Источник
..........

В п. 5.1. «Лингвопоэтика неомифологии» рассматриваются следующие свидетельства мифотворческой природы сорокинской трилогии: 1) художественное время совокупного текста трилогии формируется сопряжением сакральных начального (время до времени) и конечного времен, а также профанного исторического времени; 2) повествование в романе «Путь Бро» ведется от лица персонажа-повествователя, который совмещает в себе черты демиурга (поскольку он в своем космическом бытии совместно с другими лучами Света Изначального созидал элементы мироздания, Вселенную) и героического мифического персонажа (главного персонажа романа нельзя назвать культурным героем, скорее, он антигерой: Бро рвет путы цивилизации, отрекается от нее, от человечества в стремлении преданно служить Космосу); 3) романное повествование характеризуется реализацией четырех ритуальных сценариев: (а) образования магического круга посвященных; (б) изготовления ритуального орудия – ледяного молота; (в) пробуждения в избранных их космической сущности; (г) уничтожения Земли / перехода обретенных в Свет; 4) ключевые позиции в лексической структуре романов трилогии занимают слова, эксплицирующие архетипы мифопоэтического мышления. Поскольку миф изъясняется символами, лексемы с символическим значением (гора, сердце, свет, круг, луч, мост, остров, молот, вода, лед, звезда) функционируют как средство одновременно создания и расшифровки мифа.

..........

Исходные данные
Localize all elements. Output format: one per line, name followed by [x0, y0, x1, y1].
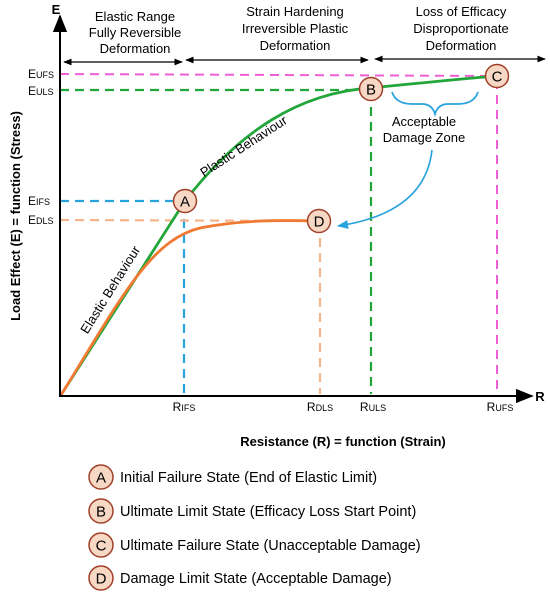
x-axis-letter: R	[535, 389, 545, 404]
elastic-behaviour-label: Elastic Behaviour	[77, 242, 143, 336]
legend-item-d: D Damage Limit State (Acceptable Damage)	[88, 565, 392, 591]
legend-item-a: A Initial Failure State (End of Elastic …	[88, 464, 377, 490]
region-elastic-line2: Fully Reversible	[89, 25, 181, 40]
damage-zone-arrow	[336, 149, 433, 229]
x-axis-title: Resistance (R) = function (Strain)	[240, 434, 446, 449]
damage-curve	[59, 219, 319, 396]
annotation-line2: Damage Zone	[383, 130, 465, 145]
point-a-marker: A	[172, 188, 198, 214]
x-tick-rifs: RIFS	[173, 400, 196, 414]
y-tick-eifs: EIFS	[28, 194, 50, 208]
x-tick-ruls: RULS	[360, 400, 386, 414]
legend-text-c: Ultimate Failure State (Unacceptable Dam…	[120, 538, 421, 554]
region-loss-line3: Deformation	[426, 38, 497, 53]
point-d-letter: D	[314, 214, 325, 231]
x-tick-rufs: RUFS	[487, 400, 514, 414]
region-hardening-line2: Irreversible Plastic	[242, 21, 349, 36]
y-axis-letter: E	[52, 2, 61, 17]
region-elastic-line3: Deformation	[100, 41, 171, 56]
region-loss-line2: Disproportionate	[413, 21, 508, 36]
legend-item-b: B Ultimate Limit State (Efficacy Loss St…	[88, 498, 416, 524]
y-tick-eufs: EUFS	[28, 67, 54, 81]
point-b-letter: B	[366, 82, 376, 99]
legend-item-c: C Ultimate Failure State (Unacceptable D…	[88, 532, 421, 558]
annotation-line1: Acceptable	[392, 114, 456, 129]
region-loss-line1: Loss of Efficacy	[416, 4, 507, 19]
legend-letter-c: C	[96, 538, 107, 555]
y-tick-euls: EULS	[28, 84, 54, 98]
y-tick-edls: EDLS	[28, 213, 54, 227]
legend-text-d: Damage Limit State (Acceptable Damage)	[120, 571, 392, 587]
region-hardening-line3: Deformation	[260, 38, 331, 53]
region-hardening-header: Strain Hardening Irreversible Plastic De…	[242, 4, 349, 53]
legend-text-a: Initial Failure State (End of Elastic Li…	[120, 470, 377, 486]
legend-letter-d: D	[96, 571, 107, 588]
y-axis-title: Load Effect (E) = function (Stress)	[8, 111, 23, 321]
legend-letter-b: B	[96, 504, 106, 521]
legend: A Initial Failure State (End of Elastic …	[88, 464, 421, 591]
point-d-marker: D	[306, 208, 332, 234]
region-loss-header: Loss of Efficacy Disproportionate Deform…	[413, 4, 508, 53]
region-elastic-header: Elastic Range Fully Reversible Deformati…	[89, 9, 181, 56]
legend-text-b: Ultimate Limit State (Efficacy Loss Star…	[120, 504, 416, 520]
plastic-curve	[59, 74, 498, 396]
point-c-marker: C	[484, 63, 510, 89]
region-elastic-line1: Elastic Range	[95, 9, 175, 24]
point-c-letter: C	[492, 69, 503, 86]
point-a-letter: A	[180, 194, 190, 211]
plastic-behaviour-label: Plastic Behaviour	[197, 112, 290, 180]
x-tick-rdls: RDLS	[307, 400, 333, 414]
point-b-marker: B	[358, 76, 384, 102]
legend-letter-a: A	[96, 470, 106, 487]
region-hardening-line1: Strain Hardening	[246, 4, 344, 19]
ufs-horizontal-dashed-line	[59, 73, 498, 77]
damage-zone-brace	[391, 91, 479, 118]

..........

Что сделать
a: От чьего лица ведется повествование в романе «Путь Бро», согласно фрагменту о трилогии Сорокина?
b: Выведите из листинга без изменений все строки, начиная со строки, где есть "389, 545, 404]", и до строки, где есть "130, 465, 145]", включительно.
Текст и листинг взяты из разных источников.

Ответы на задания
a: От лица персонажа-повествователя, совмещающего черты демиурга и героического мифического персонажа.

b:
x-axis-letter: R	[535, 389, 545, 404]
elastic-behaviour-label: Elastic Behaviour	[77, 242, 143, 336]
legend-item-d: D Damage Limit State (Acceptable Damage)	[88, 565, 392, 591]
legend-item-a: A Initial Failure State (End of Elastic …	[88, 464, 377, 490]
region-elastic-line2: Fully Reversible	[89, 25, 181, 40]
damage-zone-arrow	[336, 149, 433, 229]
x-axis-title: Resistance (R) = function (Strain)	[240, 434, 446, 449]
damage-curve	[59, 219, 319, 396]
annotation-line2: Damage Zone	[383, 130, 465, 145]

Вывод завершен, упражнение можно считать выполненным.